Task statement
Write out each line word for word. Drop pictures.

::::

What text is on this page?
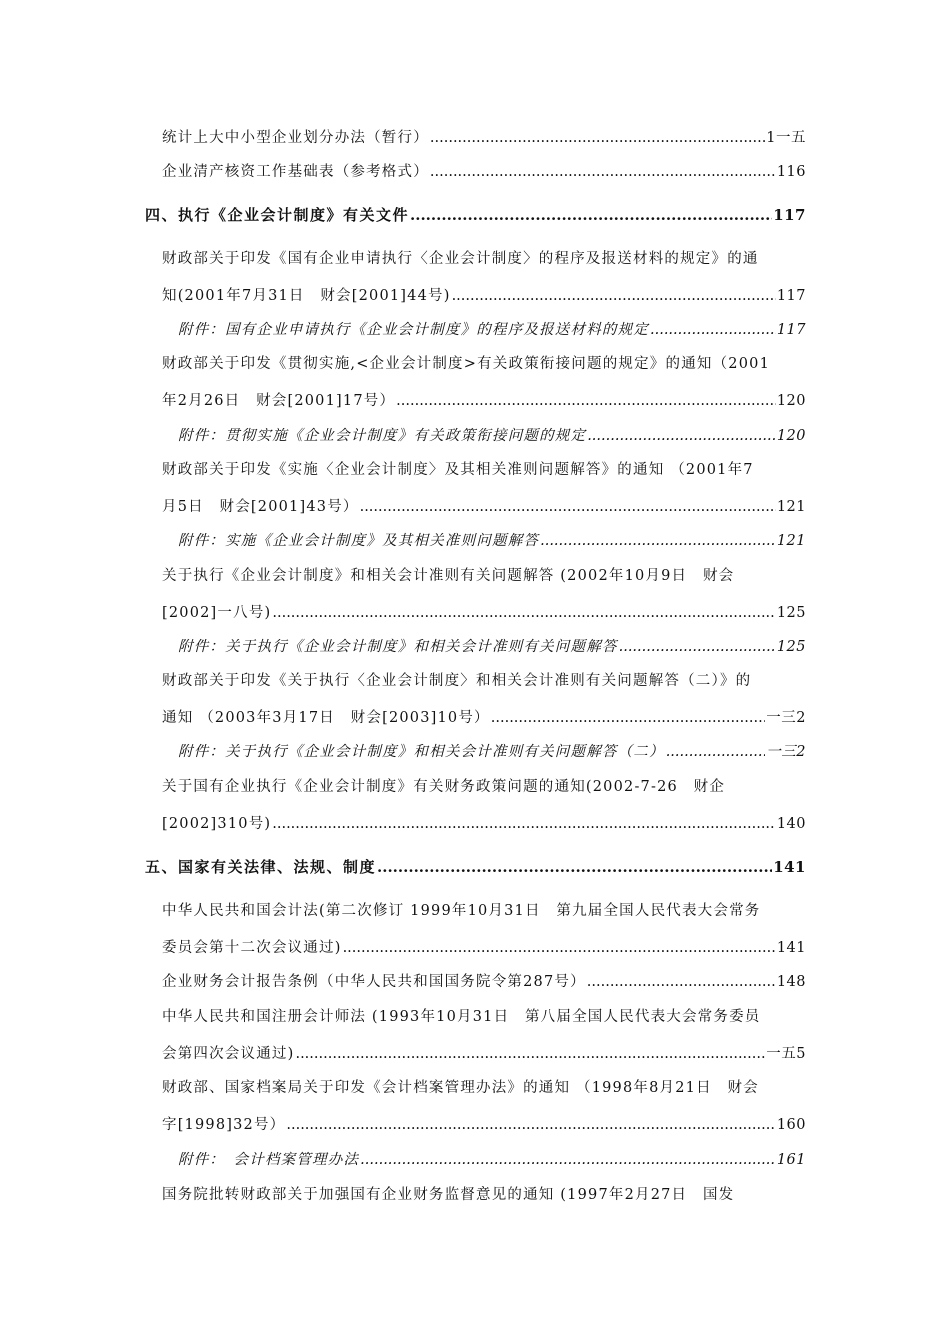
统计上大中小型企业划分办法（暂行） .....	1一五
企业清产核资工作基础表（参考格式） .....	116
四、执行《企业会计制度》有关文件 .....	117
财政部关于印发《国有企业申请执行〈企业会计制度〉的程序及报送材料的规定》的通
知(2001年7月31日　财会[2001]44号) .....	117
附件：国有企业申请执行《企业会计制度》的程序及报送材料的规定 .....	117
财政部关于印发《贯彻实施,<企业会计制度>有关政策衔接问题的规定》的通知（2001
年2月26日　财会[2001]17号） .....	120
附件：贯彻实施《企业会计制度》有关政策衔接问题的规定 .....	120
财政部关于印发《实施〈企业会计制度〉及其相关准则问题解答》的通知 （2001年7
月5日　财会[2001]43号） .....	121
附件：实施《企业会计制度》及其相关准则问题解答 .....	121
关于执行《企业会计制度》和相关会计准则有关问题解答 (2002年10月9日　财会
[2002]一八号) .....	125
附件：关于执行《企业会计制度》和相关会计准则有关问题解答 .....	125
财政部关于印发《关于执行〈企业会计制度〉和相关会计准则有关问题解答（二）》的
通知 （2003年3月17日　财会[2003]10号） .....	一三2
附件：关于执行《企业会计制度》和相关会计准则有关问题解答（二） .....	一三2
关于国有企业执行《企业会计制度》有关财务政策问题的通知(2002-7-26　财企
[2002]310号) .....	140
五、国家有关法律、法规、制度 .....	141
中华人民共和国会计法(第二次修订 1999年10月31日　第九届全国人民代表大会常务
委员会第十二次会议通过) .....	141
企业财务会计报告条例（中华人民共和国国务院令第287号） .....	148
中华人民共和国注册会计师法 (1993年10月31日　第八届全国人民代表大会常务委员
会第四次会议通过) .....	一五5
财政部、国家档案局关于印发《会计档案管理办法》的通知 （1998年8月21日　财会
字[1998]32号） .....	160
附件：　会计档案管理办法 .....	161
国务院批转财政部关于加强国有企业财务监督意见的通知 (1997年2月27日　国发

::::

Solution to the exercise
What text is on this page?
统计上大中小型企业划分办法（暂行） .....	1一五
企业清产核资工作基础表（参考格式） .....	116
四、执行《企业会计制度》有关文件 .....	117
财政部关于印发《国有企业申请执行〈企业会计制度〉的程序及报送材料的规定》的通
知(2001年7月31日　财会[2001]44号) .....	117
附件：国有企业申请执行《企业会计制度》的程序及报送材料的规定 .....	117
财政部关于印发《贯彻实施,<企业会计制度>有关政策衔接问题的规定》的通知（2001
年2月26日　财会[2001]17号） .....	120
附件：贯彻实施《企业会计制度》有关政策衔接问题的规定 .....	120
财政部关于印发《实施〈企业会计制度〉及其相关准则问题解答》的通知 （2001年7
月5日　财会[2001]43号） .....	121
附件：实施《企业会计制度》及其相关准则问题解答 .....	121
关于执行《企业会计制度》和相关会计准则有关问题解答 (2002年10月9日　财会
[2002]一八号) .....	125
附件：关于执行《企业会计制度》和相关会计准则有关问题解答 .....	125
财政部关于印发《关于执行〈企业会计制度〉和相关会计准则有关问题解答（二）》的
通知 （2003年3月17日　财会[2003]10号） .....	一三2
附件：关于执行《企业会计制度》和相关会计准则有关问题解答（二） .....	一三2
关于国有企业执行《企业会计制度》有关财务政策问题的通知(2002-7-26　财企
[2002]310号) .....	140
五、国家有关法律、法规、制度 .....	141
中华人民共和国会计法(第二次修订 1999年10月31日　第九届全国人民代表大会常务
委员会第十二次会议通过) .....	141
企业财务会计报告条例（中华人民共和国国务院令第287号） .....	148
中华人民共和国注册会计师法 (1993年10月31日　第八届全国人民代表大会常务委员
会第四次会议通过) .....	一五5
财政部、国家档案局关于印发《会计档案管理办法》的通知 （1998年8月21日　财会
字[1998]32号） .....	160
附件：　会计档案管理办法 .....	161
国务院批转财政部关于加强国有企业财务监督意见的通知 (1997年2月27日　国发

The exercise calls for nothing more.